◆ **Aim**:
Extract, from the records beneath this instruction, each line that contains the word "centering".

★ ★ ★ ★ ★

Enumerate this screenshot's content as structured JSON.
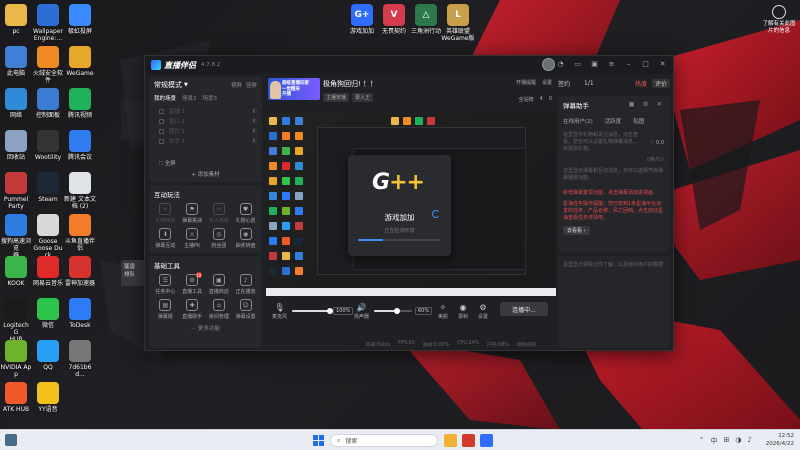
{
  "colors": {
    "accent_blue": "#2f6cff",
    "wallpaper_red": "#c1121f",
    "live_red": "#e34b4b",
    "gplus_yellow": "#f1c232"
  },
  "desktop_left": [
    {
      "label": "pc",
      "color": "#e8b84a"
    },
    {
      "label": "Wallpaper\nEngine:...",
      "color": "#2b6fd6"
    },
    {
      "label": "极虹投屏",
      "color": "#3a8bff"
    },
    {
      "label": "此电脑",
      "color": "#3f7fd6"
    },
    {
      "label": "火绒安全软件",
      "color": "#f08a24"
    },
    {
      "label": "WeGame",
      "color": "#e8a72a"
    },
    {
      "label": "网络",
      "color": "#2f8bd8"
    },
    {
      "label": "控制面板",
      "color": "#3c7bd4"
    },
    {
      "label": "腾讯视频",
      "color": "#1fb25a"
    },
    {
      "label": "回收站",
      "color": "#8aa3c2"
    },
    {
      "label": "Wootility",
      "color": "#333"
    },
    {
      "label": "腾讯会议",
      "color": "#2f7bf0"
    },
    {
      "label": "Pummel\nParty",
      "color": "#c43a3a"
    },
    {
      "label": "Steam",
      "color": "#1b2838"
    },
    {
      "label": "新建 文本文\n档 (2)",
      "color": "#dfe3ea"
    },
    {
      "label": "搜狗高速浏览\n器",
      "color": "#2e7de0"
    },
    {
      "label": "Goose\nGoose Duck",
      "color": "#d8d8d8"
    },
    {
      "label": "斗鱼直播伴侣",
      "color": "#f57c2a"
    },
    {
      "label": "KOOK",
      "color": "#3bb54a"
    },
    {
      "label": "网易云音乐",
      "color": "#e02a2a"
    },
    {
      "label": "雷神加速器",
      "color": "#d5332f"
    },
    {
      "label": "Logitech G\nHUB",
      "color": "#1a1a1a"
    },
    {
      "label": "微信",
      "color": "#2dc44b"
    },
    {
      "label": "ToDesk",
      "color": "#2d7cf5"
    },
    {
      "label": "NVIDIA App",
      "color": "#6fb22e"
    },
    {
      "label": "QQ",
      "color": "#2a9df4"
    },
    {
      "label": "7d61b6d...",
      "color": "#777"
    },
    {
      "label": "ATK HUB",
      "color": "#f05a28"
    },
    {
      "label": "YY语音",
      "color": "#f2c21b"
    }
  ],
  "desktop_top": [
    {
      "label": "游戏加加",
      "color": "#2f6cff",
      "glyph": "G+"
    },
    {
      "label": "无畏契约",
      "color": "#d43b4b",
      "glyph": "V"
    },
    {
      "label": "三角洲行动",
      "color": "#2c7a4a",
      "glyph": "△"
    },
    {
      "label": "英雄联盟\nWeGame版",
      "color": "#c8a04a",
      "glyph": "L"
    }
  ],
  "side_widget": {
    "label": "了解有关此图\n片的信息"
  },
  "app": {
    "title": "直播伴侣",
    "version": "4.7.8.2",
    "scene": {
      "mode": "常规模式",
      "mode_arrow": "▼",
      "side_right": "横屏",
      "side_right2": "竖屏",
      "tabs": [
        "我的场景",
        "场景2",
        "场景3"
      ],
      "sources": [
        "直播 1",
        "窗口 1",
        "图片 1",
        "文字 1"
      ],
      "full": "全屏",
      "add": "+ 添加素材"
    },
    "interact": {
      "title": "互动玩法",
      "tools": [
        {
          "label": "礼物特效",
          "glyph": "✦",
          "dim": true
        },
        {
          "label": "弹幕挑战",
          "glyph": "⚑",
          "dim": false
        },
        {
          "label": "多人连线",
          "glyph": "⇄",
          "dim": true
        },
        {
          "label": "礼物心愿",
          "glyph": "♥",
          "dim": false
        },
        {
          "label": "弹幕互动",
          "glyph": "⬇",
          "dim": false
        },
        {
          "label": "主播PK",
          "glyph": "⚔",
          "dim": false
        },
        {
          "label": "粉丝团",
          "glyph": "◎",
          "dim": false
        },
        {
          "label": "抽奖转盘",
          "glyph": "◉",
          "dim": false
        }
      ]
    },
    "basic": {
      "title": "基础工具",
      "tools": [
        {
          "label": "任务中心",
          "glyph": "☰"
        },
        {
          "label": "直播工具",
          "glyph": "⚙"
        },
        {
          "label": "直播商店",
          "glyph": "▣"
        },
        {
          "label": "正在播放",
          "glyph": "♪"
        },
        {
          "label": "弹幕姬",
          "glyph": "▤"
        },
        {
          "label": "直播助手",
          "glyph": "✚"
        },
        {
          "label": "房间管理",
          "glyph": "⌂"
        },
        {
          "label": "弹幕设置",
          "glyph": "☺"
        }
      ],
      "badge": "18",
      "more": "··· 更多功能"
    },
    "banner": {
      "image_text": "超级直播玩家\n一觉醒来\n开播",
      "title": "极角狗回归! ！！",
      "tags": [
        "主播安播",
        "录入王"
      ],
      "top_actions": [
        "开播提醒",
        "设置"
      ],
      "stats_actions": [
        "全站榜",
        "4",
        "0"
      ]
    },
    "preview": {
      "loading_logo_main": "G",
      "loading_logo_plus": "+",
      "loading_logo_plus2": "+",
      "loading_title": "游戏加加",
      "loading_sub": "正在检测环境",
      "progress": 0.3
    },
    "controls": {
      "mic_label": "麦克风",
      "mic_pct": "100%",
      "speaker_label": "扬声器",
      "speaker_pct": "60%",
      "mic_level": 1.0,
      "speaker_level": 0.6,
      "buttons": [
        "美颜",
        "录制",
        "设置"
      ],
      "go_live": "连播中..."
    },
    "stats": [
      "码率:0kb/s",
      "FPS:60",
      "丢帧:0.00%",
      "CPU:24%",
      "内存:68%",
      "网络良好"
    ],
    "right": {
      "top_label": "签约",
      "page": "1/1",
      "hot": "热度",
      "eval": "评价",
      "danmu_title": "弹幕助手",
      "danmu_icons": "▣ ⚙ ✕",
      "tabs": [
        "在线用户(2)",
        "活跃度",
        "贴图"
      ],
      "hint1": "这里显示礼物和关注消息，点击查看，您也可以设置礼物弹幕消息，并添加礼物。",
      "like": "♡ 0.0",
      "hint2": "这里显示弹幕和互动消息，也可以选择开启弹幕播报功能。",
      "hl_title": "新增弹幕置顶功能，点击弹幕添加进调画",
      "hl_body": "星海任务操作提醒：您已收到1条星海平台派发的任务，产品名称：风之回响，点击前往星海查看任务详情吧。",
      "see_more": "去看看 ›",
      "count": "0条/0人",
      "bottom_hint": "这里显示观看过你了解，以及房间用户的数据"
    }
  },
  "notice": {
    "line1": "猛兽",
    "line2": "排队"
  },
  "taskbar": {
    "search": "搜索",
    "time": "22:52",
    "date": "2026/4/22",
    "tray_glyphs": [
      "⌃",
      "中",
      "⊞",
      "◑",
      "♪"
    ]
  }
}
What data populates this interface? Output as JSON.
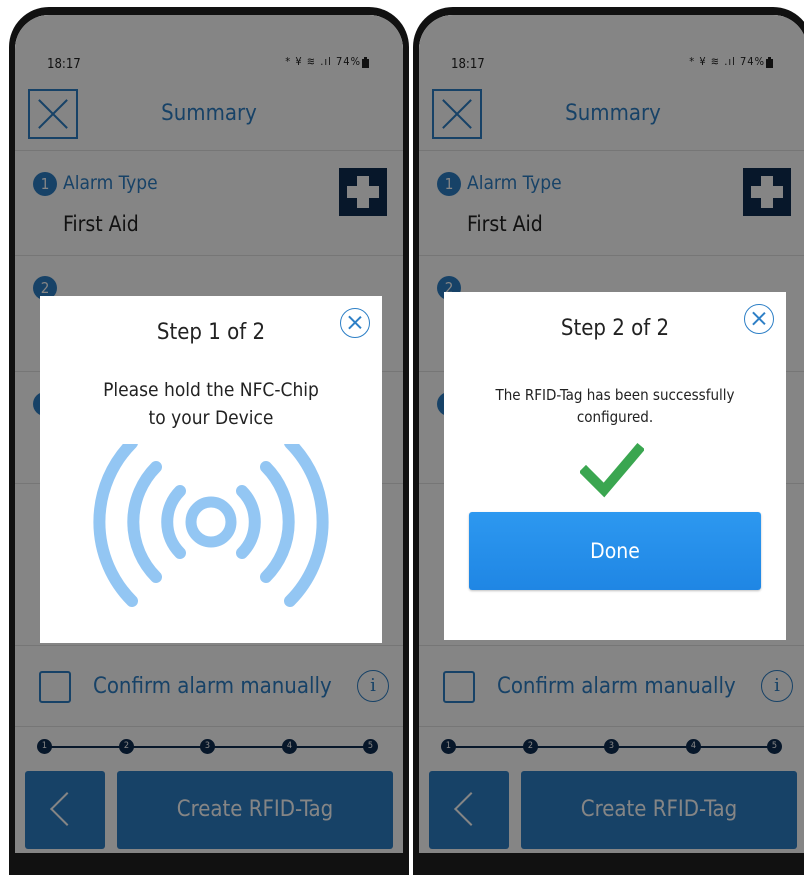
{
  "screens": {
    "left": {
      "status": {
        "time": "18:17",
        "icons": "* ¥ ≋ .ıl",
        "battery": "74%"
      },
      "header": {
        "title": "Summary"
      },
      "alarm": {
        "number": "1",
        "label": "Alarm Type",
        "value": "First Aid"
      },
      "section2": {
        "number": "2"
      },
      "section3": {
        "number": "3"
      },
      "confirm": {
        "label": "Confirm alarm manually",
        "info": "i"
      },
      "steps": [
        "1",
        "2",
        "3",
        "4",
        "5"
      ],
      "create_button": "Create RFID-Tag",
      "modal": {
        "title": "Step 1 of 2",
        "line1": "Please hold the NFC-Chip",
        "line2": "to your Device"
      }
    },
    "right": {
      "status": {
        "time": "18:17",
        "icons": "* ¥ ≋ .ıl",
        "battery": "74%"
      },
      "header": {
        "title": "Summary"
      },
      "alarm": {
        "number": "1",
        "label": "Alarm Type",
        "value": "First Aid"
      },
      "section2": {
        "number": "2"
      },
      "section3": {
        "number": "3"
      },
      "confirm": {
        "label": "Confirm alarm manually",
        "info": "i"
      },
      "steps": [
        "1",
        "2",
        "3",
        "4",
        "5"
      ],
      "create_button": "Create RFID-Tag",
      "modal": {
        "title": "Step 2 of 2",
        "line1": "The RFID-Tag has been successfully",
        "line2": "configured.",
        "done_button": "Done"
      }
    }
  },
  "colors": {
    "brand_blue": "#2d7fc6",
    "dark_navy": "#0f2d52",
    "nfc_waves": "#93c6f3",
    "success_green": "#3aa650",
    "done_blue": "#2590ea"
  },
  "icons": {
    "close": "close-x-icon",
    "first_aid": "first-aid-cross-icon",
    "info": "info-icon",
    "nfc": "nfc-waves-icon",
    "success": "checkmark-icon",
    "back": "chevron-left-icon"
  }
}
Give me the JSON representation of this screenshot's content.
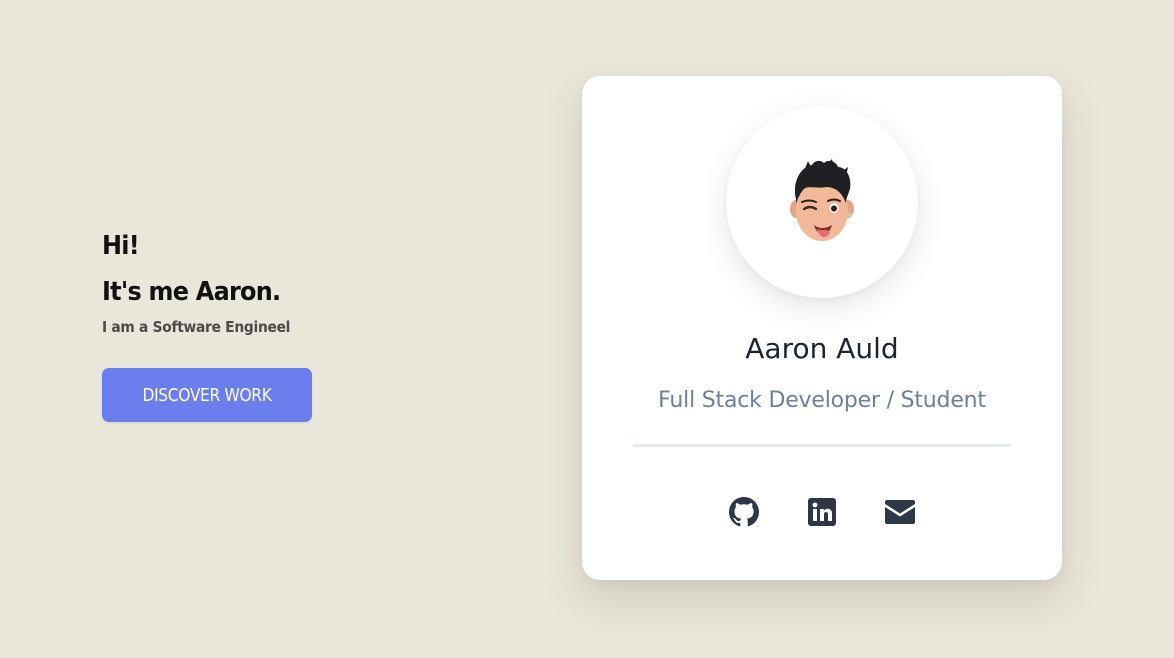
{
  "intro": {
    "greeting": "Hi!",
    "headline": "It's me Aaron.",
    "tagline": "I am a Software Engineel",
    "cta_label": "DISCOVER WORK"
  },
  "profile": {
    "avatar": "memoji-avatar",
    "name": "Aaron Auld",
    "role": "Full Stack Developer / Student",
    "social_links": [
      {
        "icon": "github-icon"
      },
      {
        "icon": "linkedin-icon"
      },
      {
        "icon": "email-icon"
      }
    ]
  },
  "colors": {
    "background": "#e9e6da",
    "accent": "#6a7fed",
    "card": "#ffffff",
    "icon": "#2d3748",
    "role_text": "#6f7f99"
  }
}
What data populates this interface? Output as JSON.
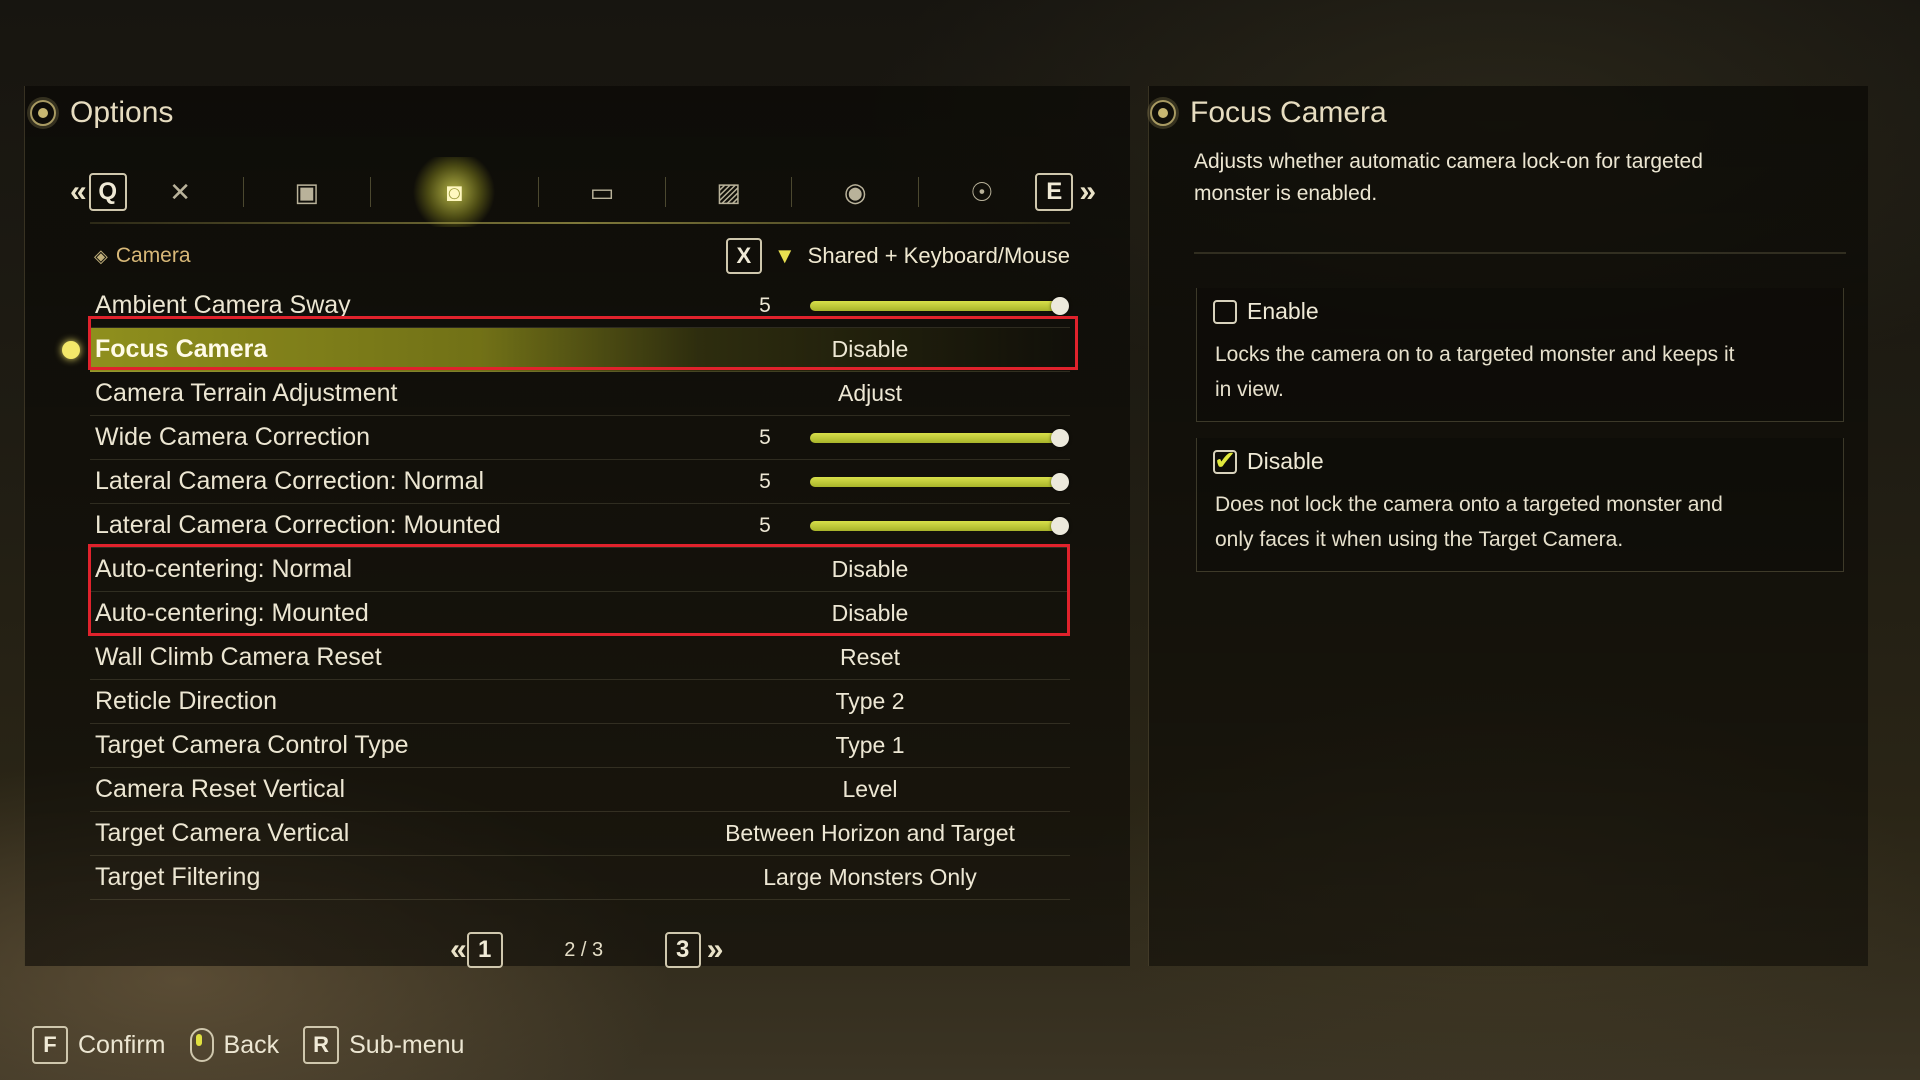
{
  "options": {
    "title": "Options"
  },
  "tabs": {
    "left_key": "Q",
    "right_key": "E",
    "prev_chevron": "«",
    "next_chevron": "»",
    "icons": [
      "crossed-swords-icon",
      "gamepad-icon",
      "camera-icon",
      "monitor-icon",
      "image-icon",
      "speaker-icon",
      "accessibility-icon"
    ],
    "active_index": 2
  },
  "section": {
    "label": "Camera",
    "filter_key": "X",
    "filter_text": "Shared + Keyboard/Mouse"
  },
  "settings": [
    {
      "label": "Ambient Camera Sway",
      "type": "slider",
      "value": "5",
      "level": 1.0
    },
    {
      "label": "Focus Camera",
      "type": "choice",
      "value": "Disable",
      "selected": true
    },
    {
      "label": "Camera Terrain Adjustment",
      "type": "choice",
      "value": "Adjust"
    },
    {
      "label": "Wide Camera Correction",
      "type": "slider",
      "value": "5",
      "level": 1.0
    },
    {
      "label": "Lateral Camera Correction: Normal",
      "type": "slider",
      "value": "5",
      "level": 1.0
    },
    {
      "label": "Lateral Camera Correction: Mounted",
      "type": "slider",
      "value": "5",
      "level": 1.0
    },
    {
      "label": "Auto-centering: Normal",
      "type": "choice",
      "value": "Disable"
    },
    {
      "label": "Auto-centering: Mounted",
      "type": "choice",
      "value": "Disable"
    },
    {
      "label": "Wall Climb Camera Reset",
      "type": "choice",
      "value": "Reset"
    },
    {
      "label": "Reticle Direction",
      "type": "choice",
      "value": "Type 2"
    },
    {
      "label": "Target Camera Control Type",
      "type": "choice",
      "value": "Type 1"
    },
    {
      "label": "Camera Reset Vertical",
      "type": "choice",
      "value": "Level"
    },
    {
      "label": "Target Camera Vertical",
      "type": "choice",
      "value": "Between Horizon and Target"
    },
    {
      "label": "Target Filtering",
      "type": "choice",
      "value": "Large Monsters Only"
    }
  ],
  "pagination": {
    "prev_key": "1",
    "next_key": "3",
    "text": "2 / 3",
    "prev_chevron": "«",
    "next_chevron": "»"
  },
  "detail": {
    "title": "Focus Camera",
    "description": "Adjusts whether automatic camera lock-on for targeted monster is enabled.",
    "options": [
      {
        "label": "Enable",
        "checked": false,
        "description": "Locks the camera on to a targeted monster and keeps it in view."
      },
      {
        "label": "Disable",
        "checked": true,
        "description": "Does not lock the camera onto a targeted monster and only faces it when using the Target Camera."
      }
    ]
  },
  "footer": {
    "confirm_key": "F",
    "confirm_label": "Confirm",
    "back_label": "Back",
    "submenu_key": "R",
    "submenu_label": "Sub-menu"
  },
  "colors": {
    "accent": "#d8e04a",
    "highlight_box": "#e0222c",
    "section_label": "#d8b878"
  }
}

★ ★ ★ ★ ★

◆ **Task response**:
      "label": "Auto-centering: Normal",
      "label": "Auto-centering: Mounted",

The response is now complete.